>> begin Dataset content

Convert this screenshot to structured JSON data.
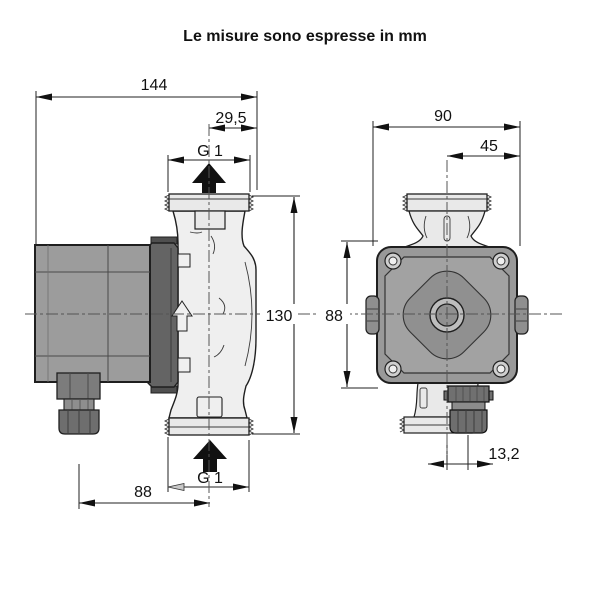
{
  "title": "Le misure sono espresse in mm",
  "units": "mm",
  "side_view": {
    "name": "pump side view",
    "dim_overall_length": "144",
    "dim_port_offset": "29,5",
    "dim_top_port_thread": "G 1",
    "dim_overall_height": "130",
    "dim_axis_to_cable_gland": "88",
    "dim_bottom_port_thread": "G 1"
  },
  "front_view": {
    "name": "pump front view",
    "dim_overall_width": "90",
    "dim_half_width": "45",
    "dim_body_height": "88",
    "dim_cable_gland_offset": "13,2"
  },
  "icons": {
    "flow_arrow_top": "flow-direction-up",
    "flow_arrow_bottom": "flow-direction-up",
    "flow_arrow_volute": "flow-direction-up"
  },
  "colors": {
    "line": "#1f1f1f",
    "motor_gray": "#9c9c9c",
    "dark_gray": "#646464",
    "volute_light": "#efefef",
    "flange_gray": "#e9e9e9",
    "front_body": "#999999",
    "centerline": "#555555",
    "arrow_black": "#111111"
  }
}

>> end Dataset content
>> begin Dataset content

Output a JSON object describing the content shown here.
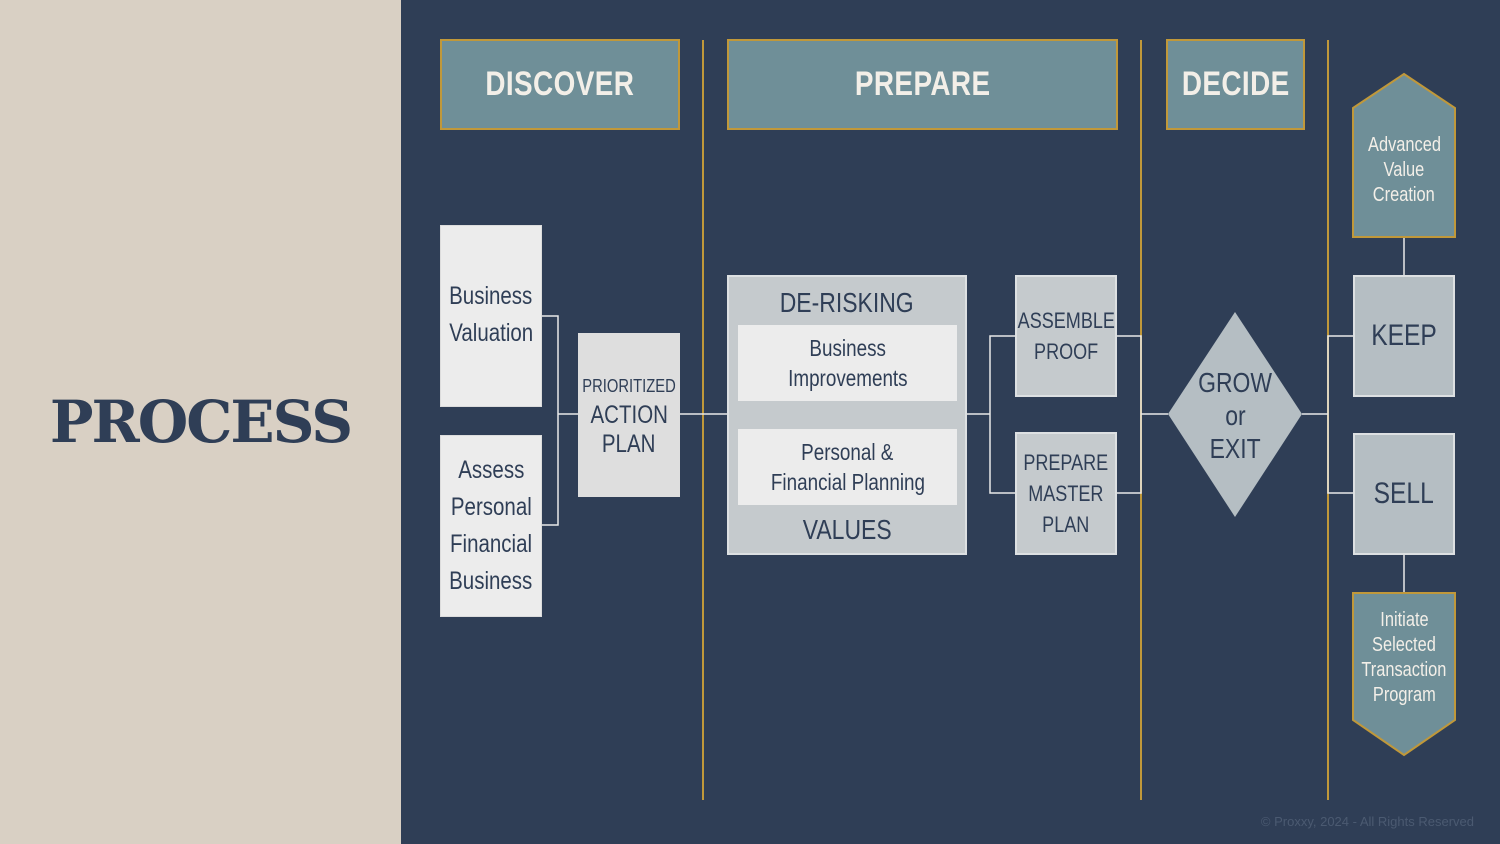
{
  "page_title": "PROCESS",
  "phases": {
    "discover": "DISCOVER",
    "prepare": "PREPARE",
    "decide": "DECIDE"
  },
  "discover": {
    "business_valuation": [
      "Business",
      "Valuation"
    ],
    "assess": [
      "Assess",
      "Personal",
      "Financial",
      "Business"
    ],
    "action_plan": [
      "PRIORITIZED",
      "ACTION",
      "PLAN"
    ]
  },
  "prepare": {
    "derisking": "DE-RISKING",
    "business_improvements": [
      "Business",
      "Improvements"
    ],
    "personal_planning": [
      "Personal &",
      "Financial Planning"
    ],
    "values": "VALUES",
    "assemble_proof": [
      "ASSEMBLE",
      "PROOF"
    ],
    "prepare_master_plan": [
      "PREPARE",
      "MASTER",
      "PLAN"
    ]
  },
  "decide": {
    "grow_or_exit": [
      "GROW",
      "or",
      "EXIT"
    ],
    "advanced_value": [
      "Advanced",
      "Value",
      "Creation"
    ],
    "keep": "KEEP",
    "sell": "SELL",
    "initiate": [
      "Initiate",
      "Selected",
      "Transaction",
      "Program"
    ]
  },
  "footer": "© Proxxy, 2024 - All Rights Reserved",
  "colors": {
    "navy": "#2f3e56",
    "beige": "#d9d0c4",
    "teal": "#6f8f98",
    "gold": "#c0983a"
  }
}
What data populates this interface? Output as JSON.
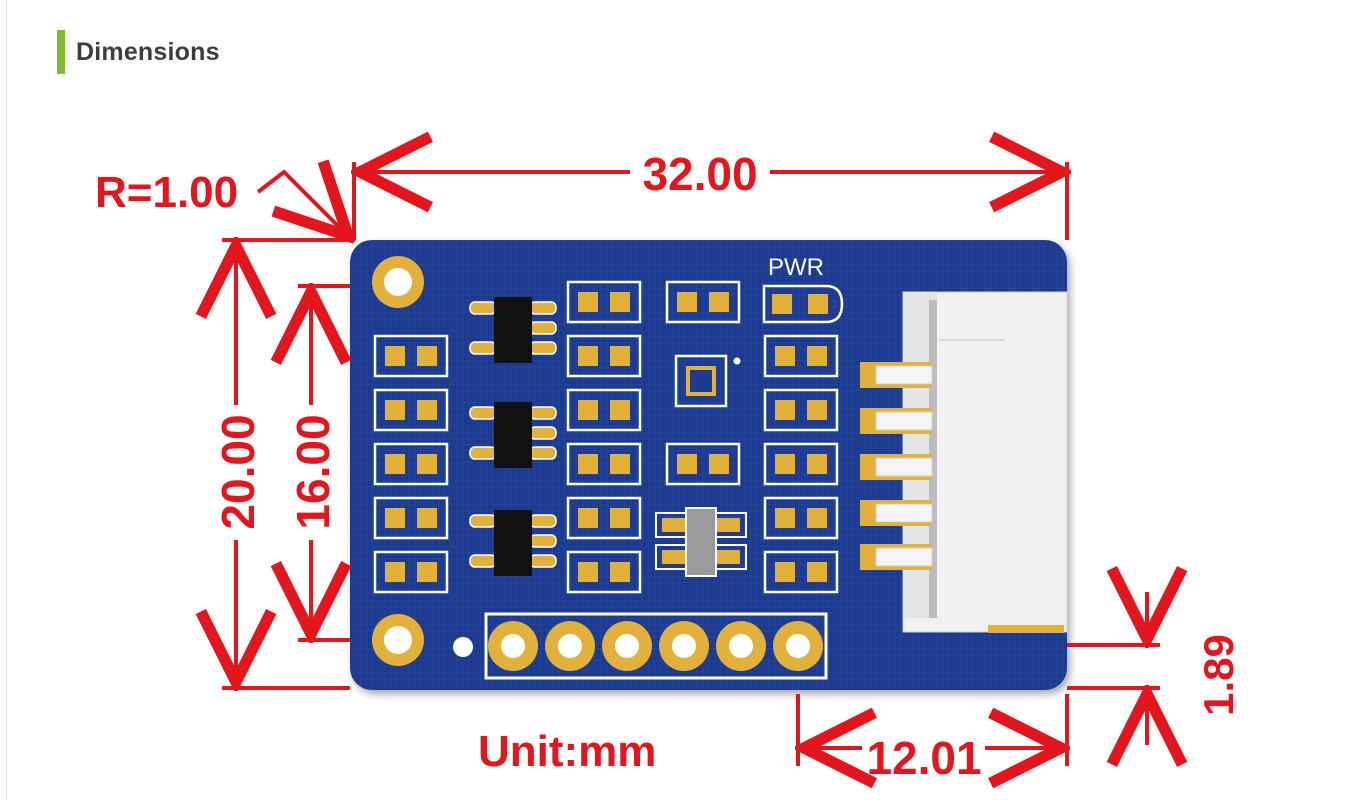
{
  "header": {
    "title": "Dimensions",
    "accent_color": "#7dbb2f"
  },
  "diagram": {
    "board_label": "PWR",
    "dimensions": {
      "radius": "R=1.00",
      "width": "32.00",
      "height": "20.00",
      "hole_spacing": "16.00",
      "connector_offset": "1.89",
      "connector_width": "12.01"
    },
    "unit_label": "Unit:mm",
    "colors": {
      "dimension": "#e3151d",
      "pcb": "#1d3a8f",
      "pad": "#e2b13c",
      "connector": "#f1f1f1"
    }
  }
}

>> end Dataset content

Given problem: Pull out all lines containing the word "Output" from the entries above.

Full answer:
Output a JSON object describing the content shown here.
What data populates this interface? Output as JSON.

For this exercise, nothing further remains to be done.